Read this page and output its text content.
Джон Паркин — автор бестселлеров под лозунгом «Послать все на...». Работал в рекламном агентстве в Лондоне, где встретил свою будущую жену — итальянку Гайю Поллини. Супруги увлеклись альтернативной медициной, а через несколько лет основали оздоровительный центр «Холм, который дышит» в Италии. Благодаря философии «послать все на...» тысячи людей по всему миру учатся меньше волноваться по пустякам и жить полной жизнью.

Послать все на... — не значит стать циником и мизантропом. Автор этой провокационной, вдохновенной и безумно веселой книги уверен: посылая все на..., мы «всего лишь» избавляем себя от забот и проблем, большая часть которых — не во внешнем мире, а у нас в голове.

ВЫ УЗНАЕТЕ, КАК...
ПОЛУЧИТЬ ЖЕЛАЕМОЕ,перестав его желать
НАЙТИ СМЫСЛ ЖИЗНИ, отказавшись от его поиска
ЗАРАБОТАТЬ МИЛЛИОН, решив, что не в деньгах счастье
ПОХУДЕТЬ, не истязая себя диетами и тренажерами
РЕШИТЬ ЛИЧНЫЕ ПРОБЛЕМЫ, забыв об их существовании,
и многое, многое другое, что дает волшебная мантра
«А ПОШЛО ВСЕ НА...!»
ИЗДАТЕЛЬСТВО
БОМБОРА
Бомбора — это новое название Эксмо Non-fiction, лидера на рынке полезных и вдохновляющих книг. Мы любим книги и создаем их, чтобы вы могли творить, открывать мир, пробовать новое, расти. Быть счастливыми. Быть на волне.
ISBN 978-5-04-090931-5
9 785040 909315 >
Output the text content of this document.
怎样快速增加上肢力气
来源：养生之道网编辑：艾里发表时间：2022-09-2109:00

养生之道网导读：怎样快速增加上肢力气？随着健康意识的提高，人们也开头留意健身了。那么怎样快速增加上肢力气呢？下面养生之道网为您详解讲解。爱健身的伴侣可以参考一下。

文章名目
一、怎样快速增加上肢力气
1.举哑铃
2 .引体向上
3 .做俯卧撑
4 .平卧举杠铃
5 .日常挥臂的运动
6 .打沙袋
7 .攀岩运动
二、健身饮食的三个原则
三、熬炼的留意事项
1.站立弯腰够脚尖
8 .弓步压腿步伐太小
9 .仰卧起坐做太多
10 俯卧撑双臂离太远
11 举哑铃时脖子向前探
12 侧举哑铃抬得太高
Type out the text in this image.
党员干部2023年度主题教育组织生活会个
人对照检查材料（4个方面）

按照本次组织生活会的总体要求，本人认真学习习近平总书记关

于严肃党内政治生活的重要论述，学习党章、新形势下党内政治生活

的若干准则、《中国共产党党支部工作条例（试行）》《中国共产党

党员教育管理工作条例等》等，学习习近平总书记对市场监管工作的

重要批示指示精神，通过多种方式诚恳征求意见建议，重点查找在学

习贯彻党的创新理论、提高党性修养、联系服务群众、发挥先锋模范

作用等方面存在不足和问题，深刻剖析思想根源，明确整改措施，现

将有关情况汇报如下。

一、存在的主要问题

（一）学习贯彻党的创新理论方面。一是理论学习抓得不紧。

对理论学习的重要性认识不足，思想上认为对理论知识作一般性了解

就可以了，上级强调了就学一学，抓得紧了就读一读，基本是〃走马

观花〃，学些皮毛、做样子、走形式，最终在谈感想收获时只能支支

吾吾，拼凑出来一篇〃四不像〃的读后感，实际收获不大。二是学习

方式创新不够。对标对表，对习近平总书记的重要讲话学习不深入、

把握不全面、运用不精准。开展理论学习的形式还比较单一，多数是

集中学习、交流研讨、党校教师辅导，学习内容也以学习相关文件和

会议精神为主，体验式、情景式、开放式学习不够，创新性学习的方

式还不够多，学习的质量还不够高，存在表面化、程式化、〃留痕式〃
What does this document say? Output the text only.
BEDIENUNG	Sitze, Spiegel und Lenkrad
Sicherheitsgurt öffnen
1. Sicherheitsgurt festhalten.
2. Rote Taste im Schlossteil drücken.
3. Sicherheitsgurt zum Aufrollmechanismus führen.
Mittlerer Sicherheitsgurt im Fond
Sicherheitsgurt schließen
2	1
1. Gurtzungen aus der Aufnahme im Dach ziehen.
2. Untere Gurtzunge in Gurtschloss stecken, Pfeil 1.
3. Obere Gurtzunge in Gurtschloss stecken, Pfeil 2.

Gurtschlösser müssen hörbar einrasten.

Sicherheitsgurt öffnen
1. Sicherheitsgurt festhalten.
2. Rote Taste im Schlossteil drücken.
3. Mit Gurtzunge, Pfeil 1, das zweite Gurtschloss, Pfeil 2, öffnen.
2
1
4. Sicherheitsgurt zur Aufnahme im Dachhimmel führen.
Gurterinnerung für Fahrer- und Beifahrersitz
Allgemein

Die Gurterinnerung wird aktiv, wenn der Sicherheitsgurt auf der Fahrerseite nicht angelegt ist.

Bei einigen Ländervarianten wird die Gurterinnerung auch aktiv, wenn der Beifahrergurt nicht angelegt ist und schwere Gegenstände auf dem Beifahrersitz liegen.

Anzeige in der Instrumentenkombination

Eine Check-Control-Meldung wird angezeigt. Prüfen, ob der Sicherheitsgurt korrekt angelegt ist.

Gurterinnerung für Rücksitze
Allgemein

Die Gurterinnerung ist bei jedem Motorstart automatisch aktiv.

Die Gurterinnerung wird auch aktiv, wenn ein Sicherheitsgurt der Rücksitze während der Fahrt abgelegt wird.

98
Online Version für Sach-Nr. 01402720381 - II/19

----

▸ **Goal**
Every record should be given again exactly.

▸ **Task response**
Read this page and output its text content.
Джон Паркин — автор бестселлеров под лозунгом «Послать все на...». Работал в рекламном агентстве в Лондоне, где встретил свою будущую жену — итальянку Гайю Поллини. Супруги увлеклись альтернативной медициной, а через несколько лет основали оздоровительный центр «Холм, который дышит» в Италии. Благодаря философии «послать все на...» тысячи людей по всему миру учатся меньше волноваться по пустякам и жить полной жизнью.

Послать все на... — не значит стать циником и мизантропом. Автор этой провокационной, вдохновенной и безумно веселой книги уверен: посылая все на..., мы «всего лишь» избавляем себя от забот и проблем, большая часть которых — не во внешнем мире, а у нас в голове.

ВЫ УЗНАЕТЕ, КАК...
ПОЛУЧИТЬ ЖЕЛАЕМОЕ,перестав его желать
НАЙТИ СМЫСЛ ЖИЗНИ, отказавшись от его поиска
ЗАРАБОТАТЬ МИЛЛИОН, решив, что не в деньгах счастье
ПОХУДЕТЬ, не истязая себя диетами и тренажерами
РЕШИТЬ ЛИЧНЫЕ ПРОБЛЕМЫ, забыв об их существовании,
и многое, многое другое, что дает волшебная мантра
«А ПОШЛО ВСЕ НА...!»
ИЗДАТЕЛЬСТВО
БОМБОРА
Бомбора — это новое название Эксмо Non-fiction, лидера на рынке полезных и вдохновляющих книг. Мы любим книги и создаем их, чтобы вы могли творить, открывать мир, пробовать новое, расти. Быть счастливыми. Быть на волне.
ISBN 978-5-04-090931-5
9 785040 909315 >
Output the text content of this document.
怎样快速增加上肢力气
来源：养生之道网编辑：艾里发表时间：2022-09-2109:00

养生之道网导读：怎样快速增加上肢力气？随着健康意识的提高，人们也开头留意健身了。那么怎样快速增加上肢力气呢？下面养生之道网为您详解讲解。爱健身的伴侣可以参考一下。

文章名目
一、怎样快速增加上肢力气
1.举哑铃
2 .引体向上
3 .做俯卧撑
4 .平卧举杠铃
5 .日常挥臂的运动
6 .打沙袋
7 .攀岩运动
二、健身饮食的三个原则
三、熬炼的留意事项
1.站立弯腰够脚尖
8 .弓步压腿步伐太小
9 .仰卧起坐做太多
10 俯卧撑双臂离太远
11 举哑铃时脖子向前探
12 侧举哑铃抬得太高
Type out the text in this image.
党员干部2023年度主题教育组织生活会个
人对照检查材料（4个方面）

按照本次组织生活会的总体要求，本人认真学习习近平总书记关

于严肃党内政治生活的重要论述，学习党章、新形势下党内政治生活

的若干准则、《中国共产党党支部工作条例（试行）》《中国共产党

党员教育管理工作条例等》等，学习习近平总书记对市场监管工作的

重要批示指示精神，通过多种方式诚恳征求意见建议，重点查找在学

习贯彻党的创新理论、提高党性修养、联系服务群众、发挥先锋模范

作用等方面存在不足和问题，深刻剖析思想根源，明确整改措施，现

将有关情况汇报如下。

一、存在的主要问题

（一）学习贯彻党的创新理论方面。一是理论学习抓得不紧。

对理论学习的重要性认识不足，思想上认为对理论知识作一般性了解

就可以了，上级强调了就学一学，抓得紧了就读一读，基本是〃走马

观花〃，学些皮毛、做样子、走形式，最终在谈感想收获时只能支支

吾吾，拼凑出来一篇〃四不像〃的读后感，实际收获不大。二是学习

方式创新不够。对标对表，对习近平总书记的重要讲话学习不深入、

把握不全面、运用不精准。开展理论学习的形式还比较单一，多数是

集中学习、交流研讨、党校教师辅导，学习内容也以学习相关文件和

会议精神为主，体验式、情景式、开放式学习不够，创新性学习的方

式还不够多，学习的质量还不够高，存在表面化、程式化、〃留痕式〃
What does this document say? Output the text only.
BEDIENUNG	Sitze, Spiegel und Lenkrad
Sicherheitsgurt öffnen
1. Sicherheitsgurt festhalten.
2. Rote Taste im Schlossteil drücken.
3. Sicherheitsgurt zum Aufrollmechanismus führen.
Mittlerer Sicherheitsgurt im Fond
Sicherheitsgurt schließen
2	1
1. Gurtzungen aus der Aufnahme im Dach ziehen.
2. Untere Gurtzunge in Gurtschloss stecken, Pfeil 1.
3. Obere Gurtzunge in Gurtschloss stecken, Pfeil 2.

Gurtschlösser müssen hörbar einrasten.

Sicherheitsgurt öffnen
1. Sicherheitsgurt festhalten.
2. Rote Taste im Schlossteil drücken.
3. Mit Gurtzunge, Pfeil 1, das zweite Gurtschloss, Pfeil 2, öffnen.
2
1
4. Sicherheitsgurt zur Aufnahme im Dachhimmel führen.
Gurterinnerung für Fahrer- und Beifahrersitz
Allgemein

Die Gurterinnerung wird aktiv, wenn der Sicherheitsgurt auf der Fahrerseite nicht angelegt ist.

Bei einigen Ländervarianten wird die Gurterinnerung auch aktiv, wenn der Beifahrergurt nicht angelegt ist und schwere Gegenstände auf dem Beifahrersitz liegen.

Anzeige in der Instrumentenkombination

Eine Check-Control-Meldung wird angezeigt. Prüfen, ob der Sicherheitsgurt korrekt angelegt ist.

Gurterinnerung für Rücksitze
Allgemein

Die Gurterinnerung ist bei jedem Motorstart automatisch aktiv.

Die Gurterinnerung wird auch aktiv, wenn ein Sicherheitsgurt der Rücksitze während der Fahrt abgelegt wird.

98
Online Version für Sach-Nr. 01402720381 - II/19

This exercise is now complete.